== Supplied entries

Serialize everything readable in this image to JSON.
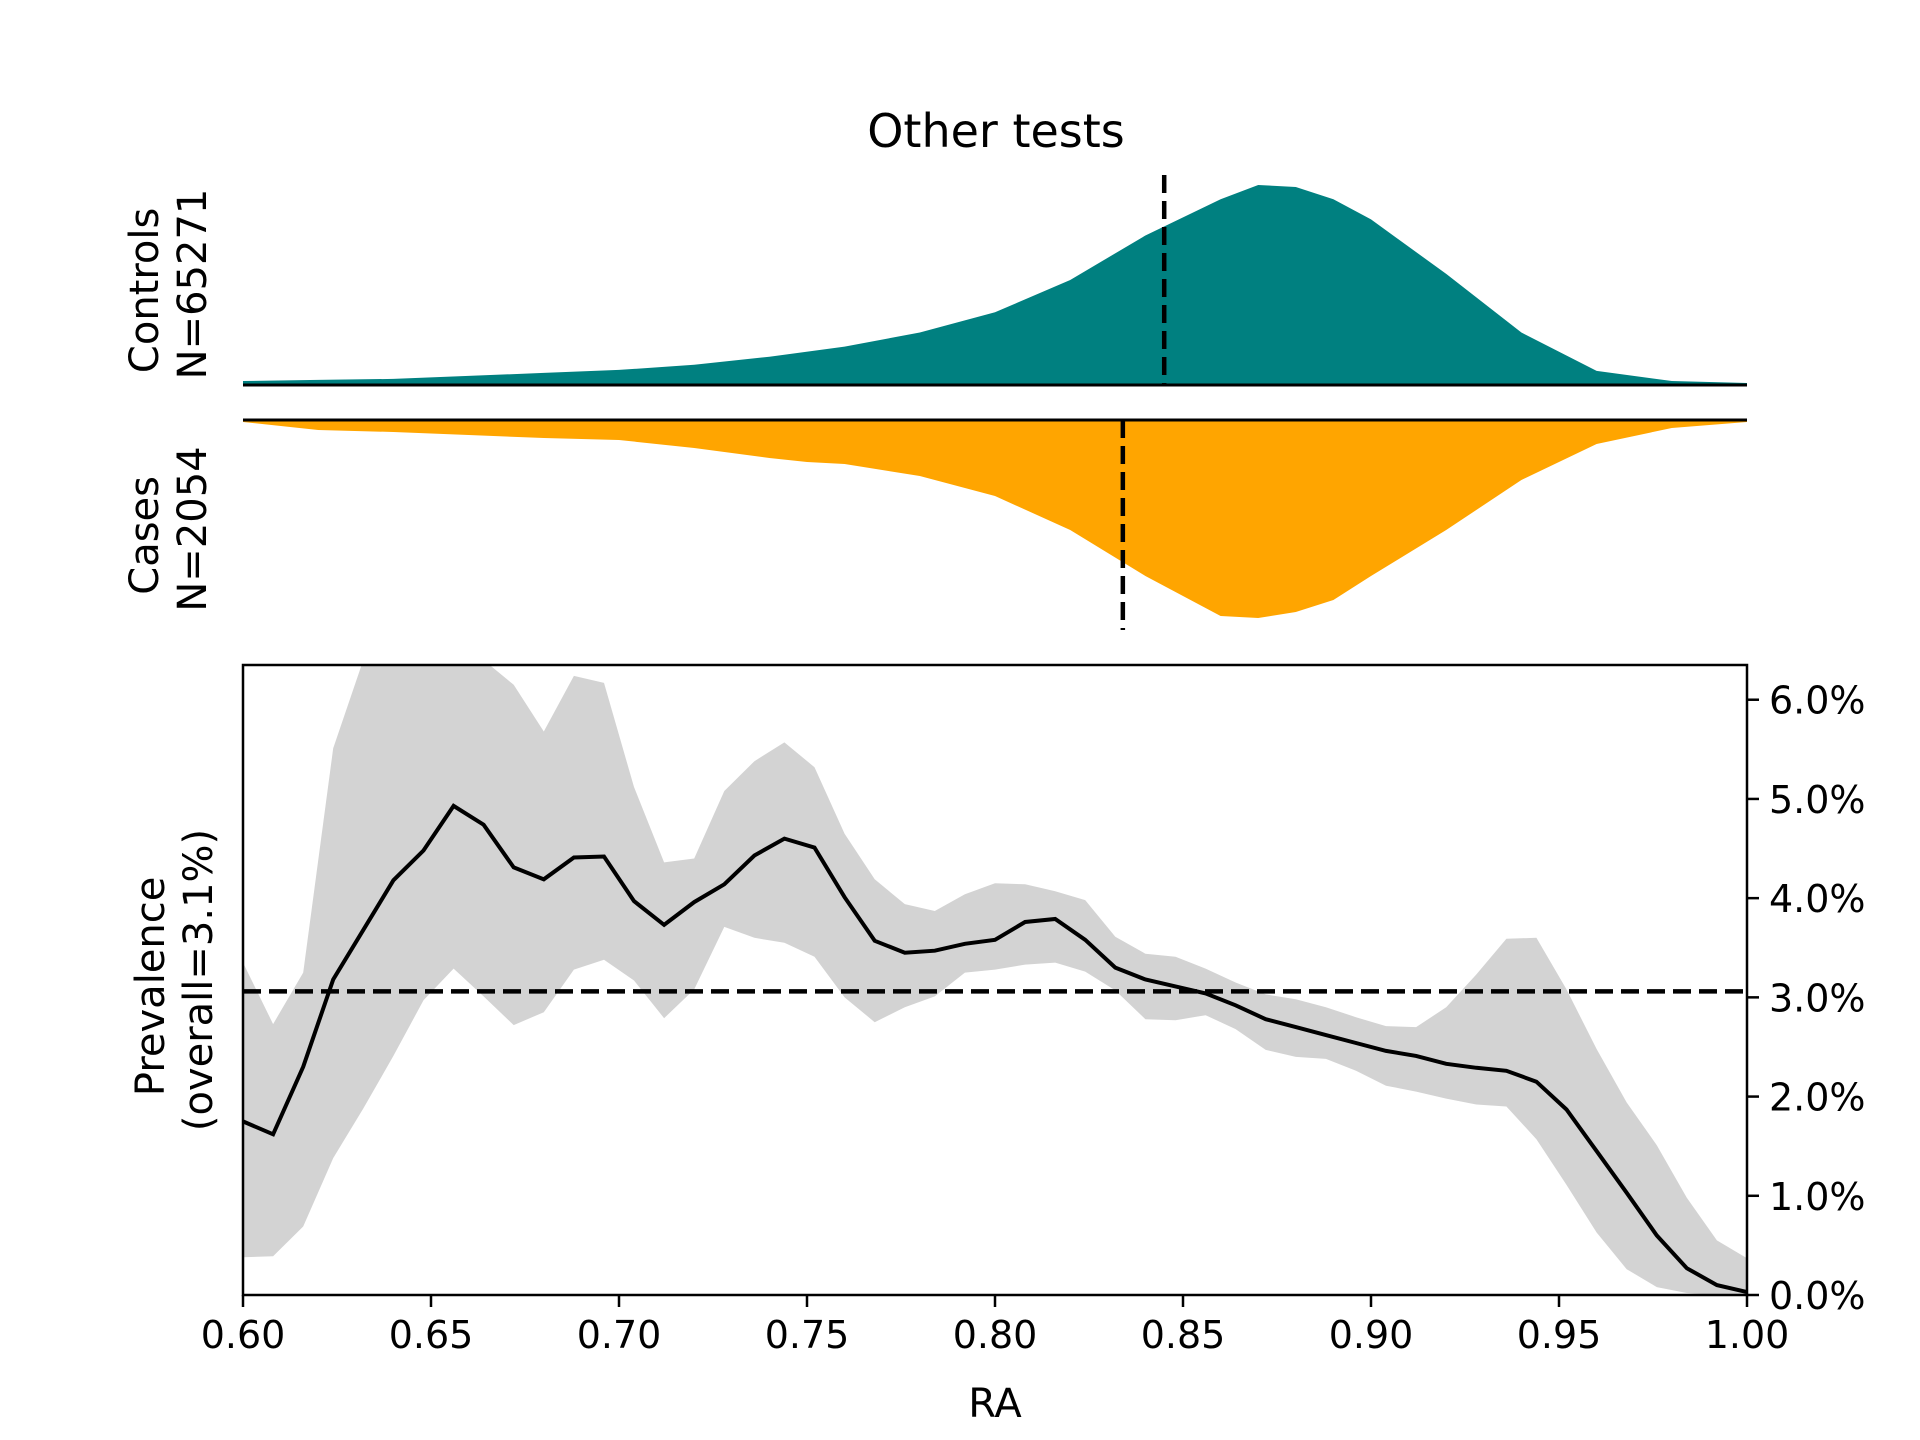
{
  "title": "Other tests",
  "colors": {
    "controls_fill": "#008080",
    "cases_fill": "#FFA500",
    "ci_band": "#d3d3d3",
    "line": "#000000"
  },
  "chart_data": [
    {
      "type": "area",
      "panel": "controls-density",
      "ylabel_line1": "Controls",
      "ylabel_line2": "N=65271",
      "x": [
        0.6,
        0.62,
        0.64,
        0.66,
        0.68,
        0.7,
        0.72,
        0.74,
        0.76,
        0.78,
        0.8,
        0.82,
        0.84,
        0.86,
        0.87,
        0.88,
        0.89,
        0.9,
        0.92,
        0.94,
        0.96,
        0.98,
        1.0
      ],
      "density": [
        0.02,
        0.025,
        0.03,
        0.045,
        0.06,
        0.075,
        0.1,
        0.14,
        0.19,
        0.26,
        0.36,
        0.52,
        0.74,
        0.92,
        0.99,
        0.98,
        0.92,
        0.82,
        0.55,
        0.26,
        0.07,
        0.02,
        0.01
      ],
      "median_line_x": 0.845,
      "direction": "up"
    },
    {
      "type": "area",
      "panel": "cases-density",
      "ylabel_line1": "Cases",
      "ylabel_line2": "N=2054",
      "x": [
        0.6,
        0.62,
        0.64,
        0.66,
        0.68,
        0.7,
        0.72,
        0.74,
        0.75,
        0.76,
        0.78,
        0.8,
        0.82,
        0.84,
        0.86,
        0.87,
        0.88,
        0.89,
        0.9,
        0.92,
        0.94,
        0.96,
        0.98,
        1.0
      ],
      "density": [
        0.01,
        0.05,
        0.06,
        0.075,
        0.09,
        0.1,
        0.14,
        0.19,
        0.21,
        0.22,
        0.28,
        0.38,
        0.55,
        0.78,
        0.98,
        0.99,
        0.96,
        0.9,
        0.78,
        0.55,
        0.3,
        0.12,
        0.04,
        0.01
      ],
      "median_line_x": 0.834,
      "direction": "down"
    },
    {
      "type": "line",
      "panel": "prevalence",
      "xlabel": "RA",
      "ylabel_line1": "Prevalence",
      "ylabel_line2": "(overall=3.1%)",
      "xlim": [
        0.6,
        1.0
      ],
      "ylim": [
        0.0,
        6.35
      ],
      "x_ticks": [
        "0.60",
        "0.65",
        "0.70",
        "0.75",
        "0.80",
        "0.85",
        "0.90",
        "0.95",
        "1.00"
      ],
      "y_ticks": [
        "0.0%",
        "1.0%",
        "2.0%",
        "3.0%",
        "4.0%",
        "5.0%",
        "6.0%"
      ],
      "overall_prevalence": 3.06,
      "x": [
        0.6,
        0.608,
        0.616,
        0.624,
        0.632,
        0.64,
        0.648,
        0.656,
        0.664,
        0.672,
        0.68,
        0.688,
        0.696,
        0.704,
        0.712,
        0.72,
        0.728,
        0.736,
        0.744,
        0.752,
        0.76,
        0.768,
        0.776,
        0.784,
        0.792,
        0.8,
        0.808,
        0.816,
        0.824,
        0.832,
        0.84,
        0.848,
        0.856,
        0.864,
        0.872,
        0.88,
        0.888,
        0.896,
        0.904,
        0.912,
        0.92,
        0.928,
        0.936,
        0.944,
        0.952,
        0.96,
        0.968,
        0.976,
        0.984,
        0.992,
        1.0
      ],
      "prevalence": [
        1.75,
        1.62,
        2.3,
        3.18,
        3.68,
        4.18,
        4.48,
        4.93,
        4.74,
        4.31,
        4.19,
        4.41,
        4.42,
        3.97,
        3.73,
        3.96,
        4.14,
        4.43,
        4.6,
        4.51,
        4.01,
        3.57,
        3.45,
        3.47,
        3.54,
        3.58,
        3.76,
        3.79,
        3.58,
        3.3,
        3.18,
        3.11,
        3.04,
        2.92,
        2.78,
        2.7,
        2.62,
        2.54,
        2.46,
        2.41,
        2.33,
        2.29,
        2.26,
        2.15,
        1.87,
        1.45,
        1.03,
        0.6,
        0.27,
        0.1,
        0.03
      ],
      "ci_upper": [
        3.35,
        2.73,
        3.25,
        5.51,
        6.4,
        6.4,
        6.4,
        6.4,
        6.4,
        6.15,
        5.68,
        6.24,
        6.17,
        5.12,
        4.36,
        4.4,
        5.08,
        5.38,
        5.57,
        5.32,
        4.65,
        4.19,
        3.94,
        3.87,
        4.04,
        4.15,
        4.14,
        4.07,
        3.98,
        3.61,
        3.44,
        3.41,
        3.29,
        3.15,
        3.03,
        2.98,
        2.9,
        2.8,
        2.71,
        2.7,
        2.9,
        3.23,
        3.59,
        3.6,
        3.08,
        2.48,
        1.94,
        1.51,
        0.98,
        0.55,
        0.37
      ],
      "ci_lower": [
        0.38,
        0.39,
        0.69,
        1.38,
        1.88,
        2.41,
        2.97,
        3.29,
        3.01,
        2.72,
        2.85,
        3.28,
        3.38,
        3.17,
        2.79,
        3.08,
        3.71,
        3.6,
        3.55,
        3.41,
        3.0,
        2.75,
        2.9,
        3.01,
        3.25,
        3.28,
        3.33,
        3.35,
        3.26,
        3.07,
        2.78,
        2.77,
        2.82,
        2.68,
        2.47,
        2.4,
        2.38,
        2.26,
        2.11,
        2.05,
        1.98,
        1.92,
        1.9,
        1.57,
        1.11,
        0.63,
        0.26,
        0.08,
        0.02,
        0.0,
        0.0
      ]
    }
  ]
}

====
== Supplied entries

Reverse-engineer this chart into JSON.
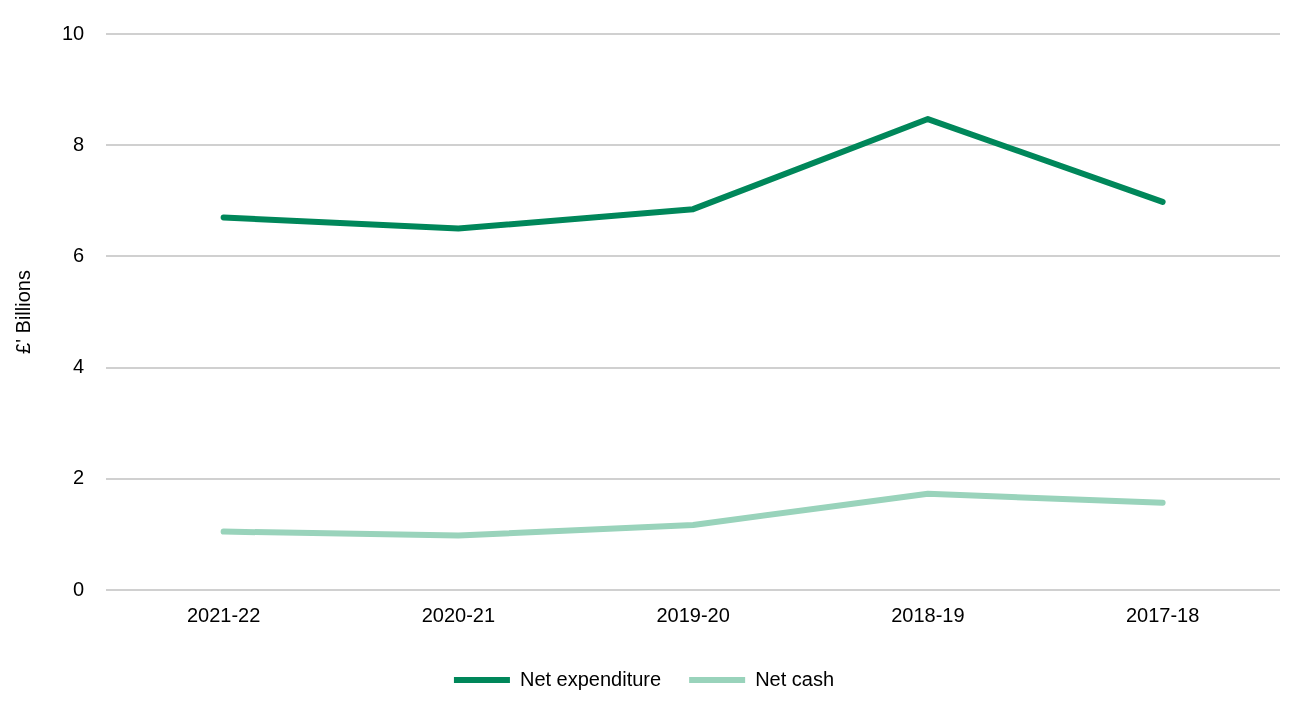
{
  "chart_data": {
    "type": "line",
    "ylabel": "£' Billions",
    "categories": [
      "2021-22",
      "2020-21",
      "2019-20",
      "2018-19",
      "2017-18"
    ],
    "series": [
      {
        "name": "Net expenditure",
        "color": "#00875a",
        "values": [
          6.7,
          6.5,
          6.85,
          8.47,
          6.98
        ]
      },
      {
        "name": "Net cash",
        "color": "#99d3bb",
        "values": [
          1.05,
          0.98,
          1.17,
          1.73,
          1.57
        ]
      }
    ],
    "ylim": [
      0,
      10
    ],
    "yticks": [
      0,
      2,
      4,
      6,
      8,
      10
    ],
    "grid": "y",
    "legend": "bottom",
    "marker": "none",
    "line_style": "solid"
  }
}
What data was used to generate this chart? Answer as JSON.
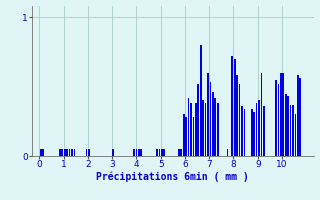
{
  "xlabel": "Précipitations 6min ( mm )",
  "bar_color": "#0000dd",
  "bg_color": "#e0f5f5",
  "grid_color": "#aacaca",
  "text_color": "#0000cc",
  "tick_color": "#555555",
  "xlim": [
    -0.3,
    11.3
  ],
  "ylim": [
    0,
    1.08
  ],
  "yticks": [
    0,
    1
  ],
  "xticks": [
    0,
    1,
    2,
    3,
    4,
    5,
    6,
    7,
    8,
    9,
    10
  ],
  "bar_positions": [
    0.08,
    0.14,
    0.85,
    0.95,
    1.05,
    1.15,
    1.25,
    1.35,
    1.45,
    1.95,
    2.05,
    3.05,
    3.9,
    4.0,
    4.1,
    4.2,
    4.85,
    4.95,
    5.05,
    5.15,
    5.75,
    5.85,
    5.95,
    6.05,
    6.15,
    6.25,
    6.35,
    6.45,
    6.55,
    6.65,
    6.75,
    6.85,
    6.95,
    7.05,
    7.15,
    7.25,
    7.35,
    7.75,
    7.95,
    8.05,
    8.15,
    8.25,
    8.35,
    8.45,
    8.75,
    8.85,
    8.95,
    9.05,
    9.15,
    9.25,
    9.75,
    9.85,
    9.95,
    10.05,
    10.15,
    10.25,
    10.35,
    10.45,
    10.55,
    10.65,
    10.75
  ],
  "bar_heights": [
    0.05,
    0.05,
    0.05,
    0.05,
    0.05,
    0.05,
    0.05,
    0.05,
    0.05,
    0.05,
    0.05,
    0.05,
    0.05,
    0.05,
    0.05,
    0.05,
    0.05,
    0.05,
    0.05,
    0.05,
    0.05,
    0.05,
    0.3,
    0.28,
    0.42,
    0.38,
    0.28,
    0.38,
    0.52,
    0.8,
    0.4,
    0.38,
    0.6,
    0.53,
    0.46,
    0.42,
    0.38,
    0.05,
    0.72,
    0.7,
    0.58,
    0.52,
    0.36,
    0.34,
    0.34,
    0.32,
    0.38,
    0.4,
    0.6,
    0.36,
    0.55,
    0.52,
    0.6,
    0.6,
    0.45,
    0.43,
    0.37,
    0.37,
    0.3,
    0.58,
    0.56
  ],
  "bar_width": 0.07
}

====

Task to carry out:
Extract all lines containing the word "type".

Output for this task:
      "type": "area",
      "type": "area",
      "type": "line",
    "type": "line",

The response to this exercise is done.